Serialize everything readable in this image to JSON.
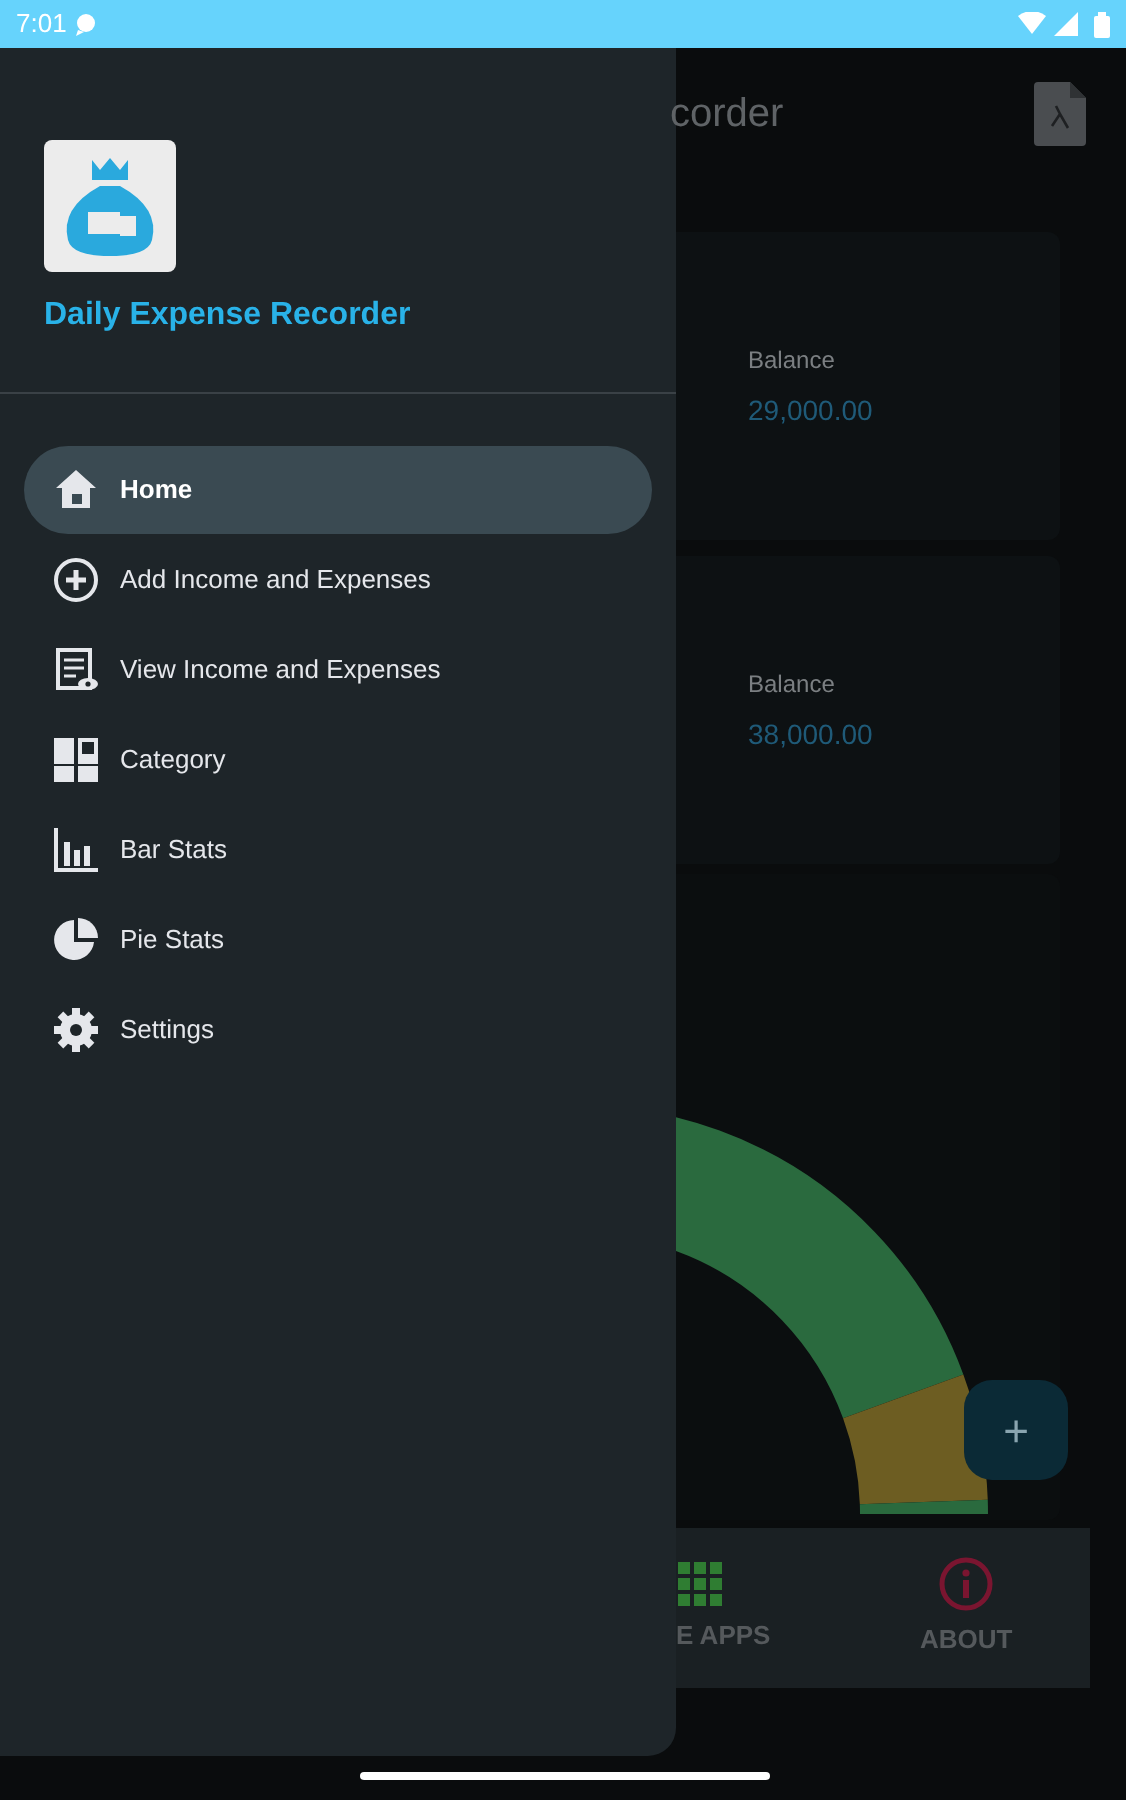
{
  "status_bar": {
    "time": "7:01"
  },
  "drawer": {
    "app_name": "Daily Expense Recorder",
    "items": [
      {
        "kind": "home",
        "label": "Home",
        "selected": true
      },
      {
        "kind": "add",
        "label": "Add Income and Expenses",
        "selected": false
      },
      {
        "kind": "view",
        "label": "View Income and Expenses",
        "selected": false
      },
      {
        "kind": "category",
        "label": "Category",
        "selected": false
      },
      {
        "kind": "bar",
        "label": "Bar Stats",
        "selected": false
      },
      {
        "kind": "pie",
        "label": "Pie Stats",
        "selected": false
      },
      {
        "kind": "settings",
        "label": "Settings",
        "selected": false
      }
    ]
  },
  "background": {
    "title": "corder",
    "cards": [
      {
        "label": "Balance",
        "value": "29,000.00"
      },
      {
        "label": "Balance",
        "value": "38,000.00"
      }
    ],
    "fab": {
      "label": "+"
    },
    "bottom_nav": [
      {
        "kind": "apps",
        "label": "E APPS"
      },
      {
        "kind": "about",
        "label": "ABOUT"
      }
    ]
  }
}
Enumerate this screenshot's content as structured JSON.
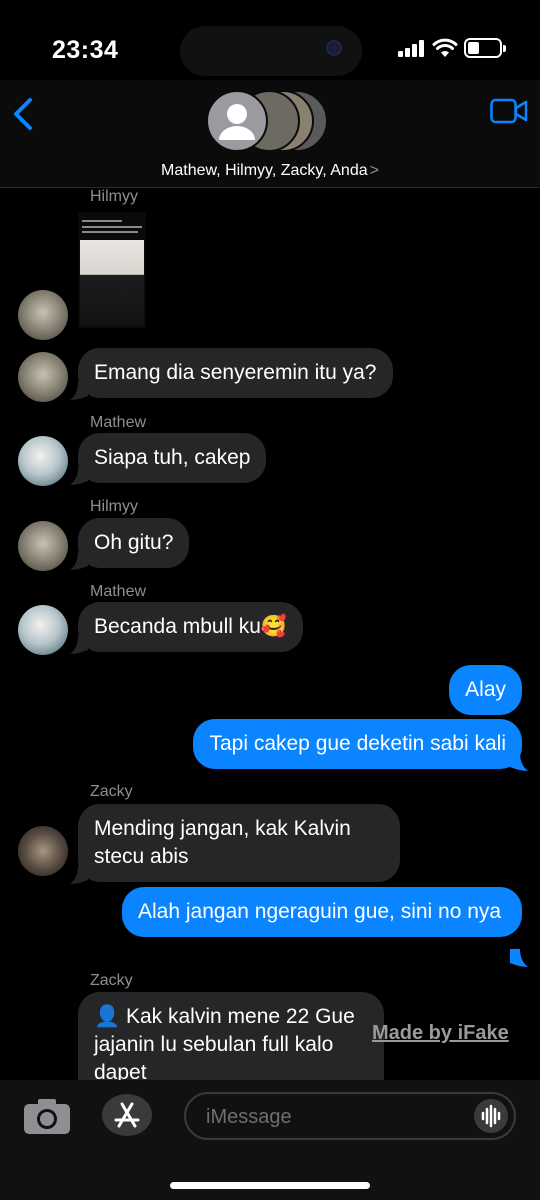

※ ※ ※

▸ **STATED PROBLEM**
Check each line of the entries above, and show every one holding the word "kind".

▸ **CORRECT OUTPUT**
        "kind": "home",
        "kind": "add",
        "kind": "view",
        "kind": "category",
        "kind": "bar",
        "kind": "pie",
        "kind": "settings",
        "kind": "apps",
        "kind": "about",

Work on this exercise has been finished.